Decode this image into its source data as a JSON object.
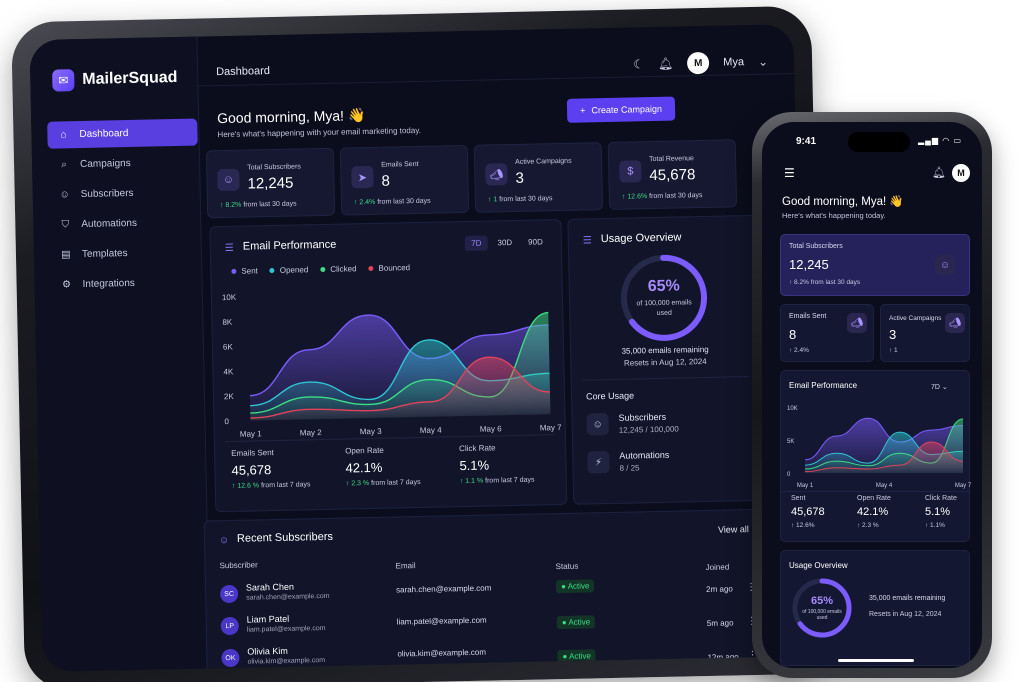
{
  "app": {
    "name": "MailerSquad",
    "page_title": "Dashboard",
    "user_name": "Mya",
    "user_initial": "M"
  },
  "sidebar": {
    "items": [
      {
        "label": "Dashboard",
        "icon": "home-icon",
        "active": true
      },
      {
        "label": "Campaigns",
        "icon": "search-icon"
      },
      {
        "label": "Subscribers",
        "icon": "users-icon"
      },
      {
        "label": "Automations",
        "icon": "shield-icon"
      },
      {
        "label": "Templates",
        "icon": "template-icon"
      },
      {
        "label": "Integrations",
        "icon": "gear-icon"
      }
    ]
  },
  "header": {
    "greeting": "Good morning, Mya! 👋",
    "subtitle": "Here's what's happening with your email marketing today.",
    "create_label": "Create Campaign"
  },
  "stats": [
    {
      "label": "Total Subscribers",
      "value": "12,245",
      "delta": "8.2%",
      "delta_text": "from last 30 days",
      "icon": "users-icon"
    },
    {
      "label": "Emails Sent",
      "value": "8",
      "delta": "2.4%",
      "delta_text": "from last 30 days",
      "icon": "send-icon"
    },
    {
      "label": "Active Campaigns",
      "value": "3",
      "delta": "1",
      "delta_text": "from last 30 days",
      "icon": "megaphone-icon"
    },
    {
      "label": "Total Revenue",
      "value": "45,678",
      "delta": "12.6%",
      "delta_text": "from last 30 days",
      "icon": "dollar-icon"
    }
  ],
  "email_performance": {
    "title": "Email Performance",
    "ranges": [
      "7D",
      "30D",
      "90D"
    ],
    "active_range": "7D",
    "metrics": [
      {
        "label": "Emails Sent",
        "value": "45,678",
        "delta": "12.6 %",
        "delta_text": "from last 7 days"
      },
      {
        "label": "Open Rate",
        "value": "42.1%",
        "delta": "2.3 %",
        "delta_text": "from last 7 days"
      },
      {
        "label": "Click Rate",
        "value": "5.1%",
        "delta": "1.1 %",
        "delta_text": "from last 7 days"
      }
    ]
  },
  "chart_data": {
    "type": "area",
    "x": [
      "May 1",
      "May 2",
      "May 3",
      "May 4",
      "May 6",
      "May 7"
    ],
    "yticks": [
      "0",
      "2K",
      "4K",
      "6K",
      "8K",
      "10K"
    ],
    "ylim": [
      0,
      10000
    ],
    "series": [
      {
        "name": "Sent",
        "color": "#7c5cff",
        "values": [
          2000,
          5600,
          8300,
          4700,
          6500,
          7200
        ]
      },
      {
        "name": "Opened",
        "color": "#2ec5d3",
        "values": [
          1200,
          3000,
          1500,
          6200,
          2800,
          3300
        ]
      },
      {
        "name": "Clicked",
        "color": "#3ddc84",
        "values": [
          600,
          1800,
          1100,
          3000,
          1500,
          8200
        ]
      },
      {
        "name": "Bounced",
        "color": "#e0435a",
        "values": [
          200,
          800,
          600,
          1200,
          4700,
          1800
        ]
      }
    ],
    "legend": "top-left",
    "grid": false
  },
  "usage": {
    "title": "Usage Overview",
    "percent": "65%",
    "percent_value": 0.65,
    "ring_caption": "of 100,000 emails used",
    "remaining": "35,000 emails remaining",
    "reset": "Resets in Aug 12, 2024",
    "core_title": "Core Usage",
    "core": [
      {
        "name": "Subscribers",
        "count": "12,245 / 100,000",
        "icon": "users-icon"
      },
      {
        "name": "Automations",
        "count": "8 / 25",
        "icon": "bolt-icon"
      }
    ]
  },
  "recent": {
    "title": "Recent Subscribers",
    "view_all": "View all",
    "columns": [
      "Subscriber",
      "Email",
      "Status",
      "Joined"
    ],
    "rows": [
      {
        "initials": "SC",
        "name": "Sarah Chen",
        "email": "sarah.chen@example.com",
        "status": "Active",
        "joined": "2m ago"
      },
      {
        "initials": "LP",
        "name": "Liam Patel",
        "email": "liam.patel@example.com",
        "status": "Active",
        "joined": "5m ago"
      },
      {
        "initials": "OK",
        "name": "Olivia Kim",
        "email": "olivia.kim@example.com",
        "status": "Active",
        "joined": "12m ago"
      }
    ]
  },
  "phone": {
    "time": "9:41",
    "greeting": "Good morning, Mya! 👋",
    "subtitle": "Here's what's happening today.",
    "total_label": "Total Subscribers",
    "total_value": "12,245",
    "total_delta": "↑ 8.2% from last 30 days",
    "sent_label": "Emails Sent",
    "sent_value": "8",
    "sent_delta": "↑ 2.4%",
    "camp_label": "Active Campaigns",
    "camp_value": "3",
    "camp_delta": "↑ 1",
    "perf_title": "Email Performance",
    "perf_range": "7D",
    "chart_x": [
      "May 1",
      "May 4",
      "May 7"
    ],
    "chart_y": [
      "10K",
      "5K",
      "0"
    ],
    "metrics": [
      {
        "label": "Sent",
        "value": "45,678",
        "delta": "↑ 12.6%"
      },
      {
        "label": "Open Rate",
        "value": "42.1%",
        "delta": "↑ 2.3 %"
      },
      {
        "label": "Click Rate",
        "value": "5.1%",
        "delta": "↑ 1.1%"
      }
    ],
    "usage_title": "Usage Overview",
    "usage_pct": "65%",
    "usage_caption": "of 100,000 emails used",
    "usage_remaining": "35,000 emails remaining",
    "usage_reset": "Resets in Aug 12, 2024"
  }
}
○ ○ ○ ○
[Exercise requirements] Every record above should be written out again without change, except that the pictures are left out.

[Final result]
Decode this image into its source data as a JSON object.
{
  "app": {
    "name": "MailerSquad",
    "page_title": "Dashboard",
    "user_name": "Mya",
    "user_initial": "M"
  },
  "sidebar": {
    "items": [
      {
        "label": "Dashboard",
        "icon": "home-icon",
        "active": true
      },
      {
        "label": "Campaigns",
        "icon": "search-icon"
      },
      {
        "label": "Subscribers",
        "icon": "users-icon"
      },
      {
        "label": "Automations",
        "icon": "shield-icon"
      },
      {
        "label": "Templates",
        "icon": "template-icon"
      },
      {
        "label": "Integrations",
        "icon": "gear-icon"
      }
    ]
  },
  "header": {
    "greeting": "Good morning, Mya! 👋",
    "subtitle": "Here's what's happening with your email marketing today.",
    "create_label": "Create Campaign"
  },
  "stats": [
    {
      "label": "Total Subscribers",
      "value": "12,245",
      "delta": "8.2%",
      "delta_text": "from last 30 days",
      "icon": "users-icon"
    },
    {
      "label": "Emails Sent",
      "value": "8",
      "delta": "2.4%",
      "delta_text": "from last 30 days",
      "icon": "send-icon"
    },
    {
      "label": "Active Campaigns",
      "value": "3",
      "delta": "1",
      "delta_text": "from last 30 days",
      "icon": "megaphone-icon"
    },
    {
      "label": "Total Revenue",
      "value": "45,678",
      "delta": "12.6%",
      "delta_text": "from last 30 days",
      "icon": "dollar-icon"
    }
  ],
  "email_performance": {
    "title": "Email Performance",
    "ranges": [
      "7D",
      "30D",
      "90D"
    ],
    "active_range": "7D",
    "metrics": [
      {
        "label": "Emails Sent",
        "value": "45,678",
        "delta": "12.6 %",
        "delta_text": "from last 7 days"
      },
      {
        "label": "Open Rate",
        "value": "42.1%",
        "delta": "2.3 %",
        "delta_text": "from last 7 days"
      },
      {
        "label": "Click Rate",
        "value": "5.1%",
        "delta": "1.1 %",
        "delta_text": "from last 7 days"
      }
    ]
  },
  "chart_data": {
    "type": "area",
    "x": [
      "May 1",
      "May 2",
      "May 3",
      "May 4",
      "May 6",
      "May 7"
    ],
    "yticks": [
      "0",
      "2K",
      "4K",
      "6K",
      "8K",
      "10K"
    ],
    "ylim": [
      0,
      10000
    ],
    "series": [
      {
        "name": "Sent",
        "color": "#7c5cff",
        "values": [
          2000,
          5600,
          8300,
          4700,
          6500,
          7200
        ]
      },
      {
        "name": "Opened",
        "color": "#2ec5d3",
        "values": [
          1200,
          3000,
          1500,
          6200,
          2800,
          3300
        ]
      },
      {
        "name": "Clicked",
        "color": "#3ddc84",
        "values": [
          600,
          1800,
          1100,
          3000,
          1500,
          8200
        ]
      },
      {
        "name": "Bounced",
        "color": "#e0435a",
        "values": [
          200,
          800,
          600,
          1200,
          4700,
          1800
        ]
      }
    ],
    "legend": "top-left",
    "grid": false
  },
  "usage": {
    "title": "Usage Overview",
    "percent": "65%",
    "percent_value": 0.65,
    "ring_caption": "of 100,000 emails used",
    "remaining": "35,000 emails remaining",
    "reset": "Resets in Aug 12, 2024",
    "core_title": "Core Usage",
    "core": [
      {
        "name": "Subscribers",
        "count": "12,245 / 100,000",
        "icon": "users-icon"
      },
      {
        "name": "Automations",
        "count": "8 / 25",
        "icon": "bolt-icon"
      }
    ]
  },
  "recent": {
    "title": "Recent Subscribers",
    "view_all": "View all",
    "columns": [
      "Subscriber",
      "Email",
      "Status",
      "Joined"
    ],
    "rows": [
      {
        "initials": "SC",
        "name": "Sarah Chen",
        "email": "sarah.chen@example.com",
        "status": "Active",
        "joined": "2m ago"
      },
      {
        "initials": "LP",
        "name": "Liam Patel",
        "email": "liam.patel@example.com",
        "status": "Active",
        "joined": "5m ago"
      },
      {
        "initials": "OK",
        "name": "Olivia Kim",
        "email": "olivia.kim@example.com",
        "status": "Active",
        "joined": "12m ago"
      }
    ]
  },
  "phone": {
    "time": "9:41",
    "greeting": "Good morning, Mya! 👋",
    "subtitle": "Here's what's happening today.",
    "total_label": "Total Subscribers",
    "total_value": "12,245",
    "total_delta": "↑ 8.2% from last 30 days",
    "sent_label": "Emails Sent",
    "sent_value": "8",
    "sent_delta": "↑ 2.4%",
    "camp_label": "Active Campaigns",
    "camp_value": "3",
    "camp_delta": "↑ 1",
    "perf_title": "Email Performance",
    "perf_range": "7D",
    "chart_x": [
      "May 1",
      "May 4",
      "May 7"
    ],
    "chart_y": [
      "10K",
      "5K",
      "0"
    ],
    "metrics": [
      {
        "label": "Sent",
        "value": "45,678",
        "delta": "↑ 12.6%"
      },
      {
        "label": "Open Rate",
        "value": "42.1%",
        "delta": "↑ 2.3 %"
      },
      {
        "label": "Click Rate",
        "value": "5.1%",
        "delta": "↑ 1.1%"
      }
    ],
    "usage_title": "Usage Overview",
    "usage_pct": "65%",
    "usage_caption": "of 100,000 emails used",
    "usage_remaining": "35,000 emails remaining",
    "usage_reset": "Resets in Aug 12, 2024"
  }
}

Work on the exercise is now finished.